■ Records for the exercise
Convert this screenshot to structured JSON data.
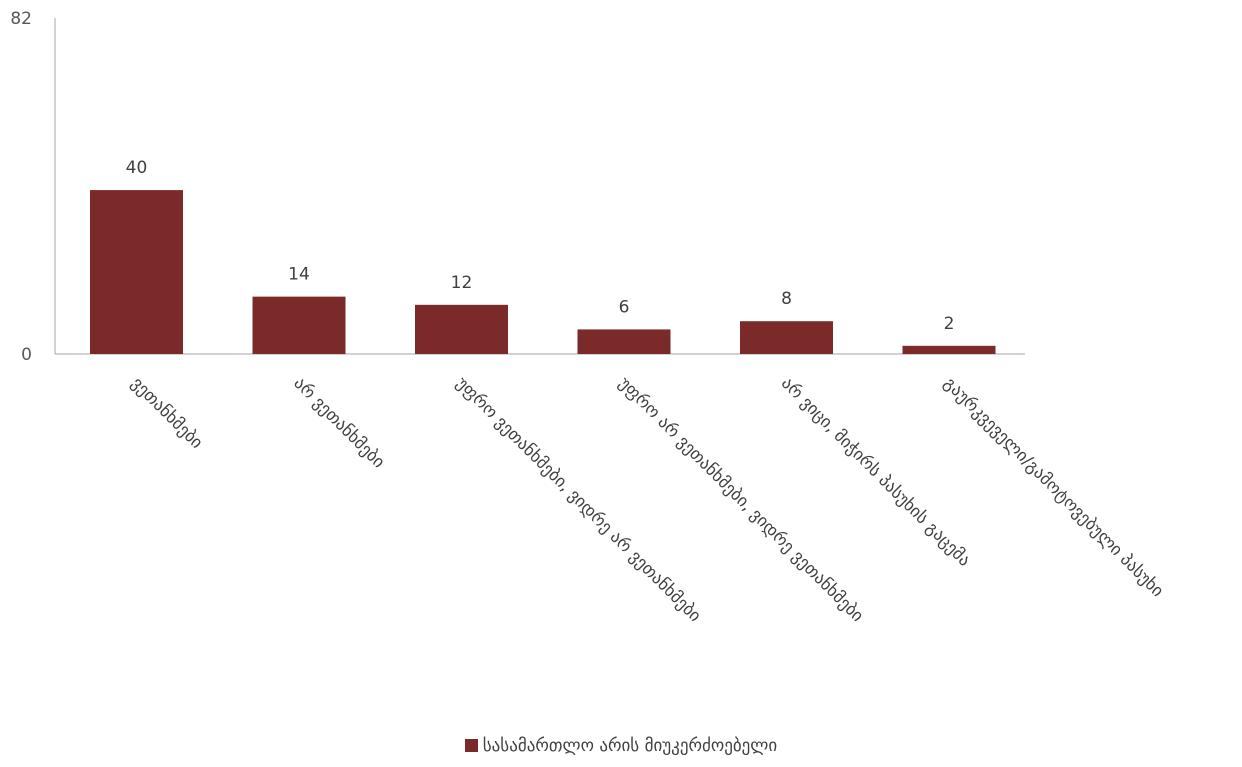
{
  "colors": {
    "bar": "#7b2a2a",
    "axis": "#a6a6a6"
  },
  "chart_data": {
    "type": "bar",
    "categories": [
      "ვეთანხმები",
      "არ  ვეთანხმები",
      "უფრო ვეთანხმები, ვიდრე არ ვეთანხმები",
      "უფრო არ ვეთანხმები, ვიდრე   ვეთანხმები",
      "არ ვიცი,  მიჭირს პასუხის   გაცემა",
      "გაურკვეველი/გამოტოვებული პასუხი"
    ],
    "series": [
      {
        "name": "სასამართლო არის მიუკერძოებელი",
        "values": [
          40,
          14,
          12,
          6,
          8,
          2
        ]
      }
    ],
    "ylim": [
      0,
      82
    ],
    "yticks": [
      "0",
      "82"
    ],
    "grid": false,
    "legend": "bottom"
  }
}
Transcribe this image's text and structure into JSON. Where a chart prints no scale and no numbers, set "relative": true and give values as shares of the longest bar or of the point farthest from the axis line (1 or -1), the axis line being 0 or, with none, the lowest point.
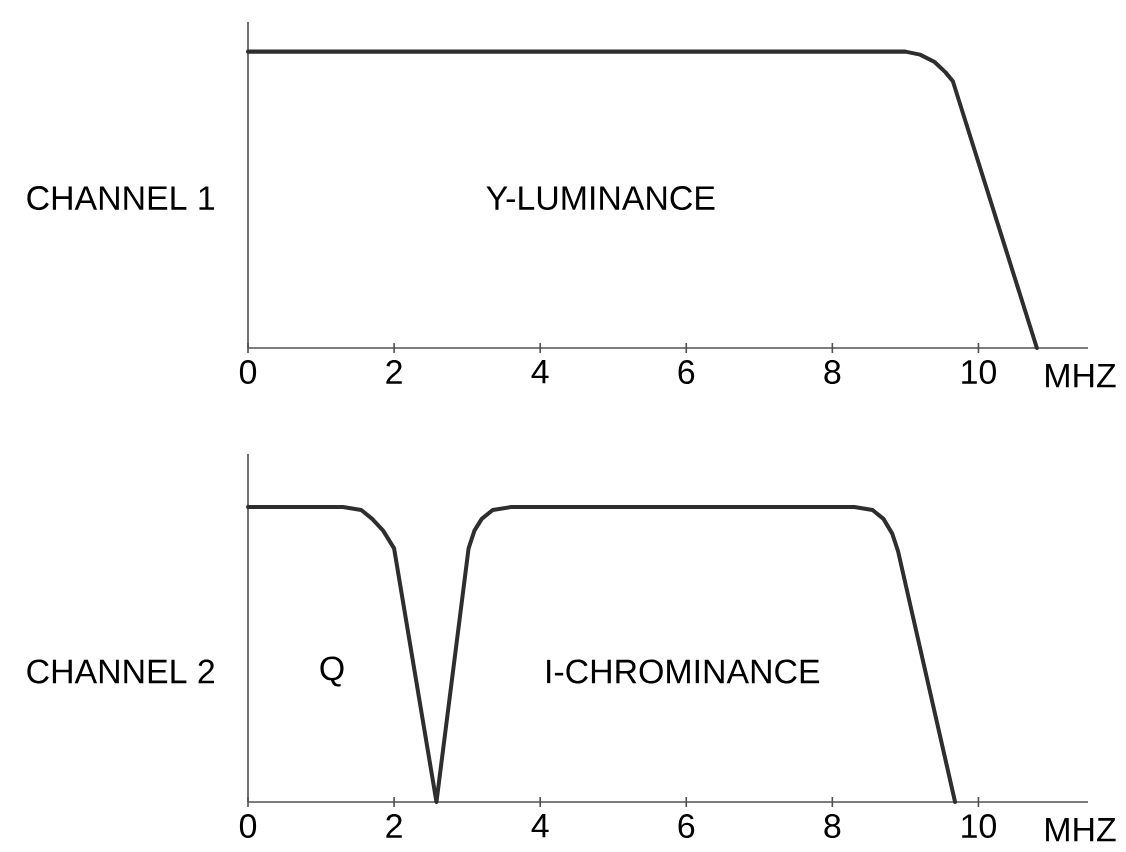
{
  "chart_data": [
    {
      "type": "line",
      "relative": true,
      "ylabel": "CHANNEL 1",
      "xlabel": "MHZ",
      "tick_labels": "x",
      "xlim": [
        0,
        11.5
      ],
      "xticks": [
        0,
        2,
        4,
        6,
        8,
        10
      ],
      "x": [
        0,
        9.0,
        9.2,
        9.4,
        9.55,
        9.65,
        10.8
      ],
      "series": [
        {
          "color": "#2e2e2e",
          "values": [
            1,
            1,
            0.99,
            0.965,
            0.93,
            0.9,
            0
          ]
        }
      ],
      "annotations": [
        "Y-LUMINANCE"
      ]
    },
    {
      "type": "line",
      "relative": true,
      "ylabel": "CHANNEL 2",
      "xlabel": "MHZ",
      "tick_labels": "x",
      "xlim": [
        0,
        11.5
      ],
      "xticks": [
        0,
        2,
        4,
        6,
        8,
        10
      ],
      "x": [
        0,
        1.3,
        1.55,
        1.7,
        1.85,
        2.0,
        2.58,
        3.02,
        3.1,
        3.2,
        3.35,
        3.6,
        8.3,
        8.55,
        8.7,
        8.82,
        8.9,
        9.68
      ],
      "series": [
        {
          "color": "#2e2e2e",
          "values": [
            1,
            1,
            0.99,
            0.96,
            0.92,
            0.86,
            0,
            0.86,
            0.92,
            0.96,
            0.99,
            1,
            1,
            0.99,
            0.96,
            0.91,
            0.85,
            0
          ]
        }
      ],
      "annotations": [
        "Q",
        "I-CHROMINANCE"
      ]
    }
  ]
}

■ Work to do
Pull out each line holding the string "უფრო".

■ Right answer
      "უფრო ვეთანხმები, ვიდრე არ ვეთანხმები",
      "უფრო არ ვეთანხმები, ვიდრე   ვეთანხმები",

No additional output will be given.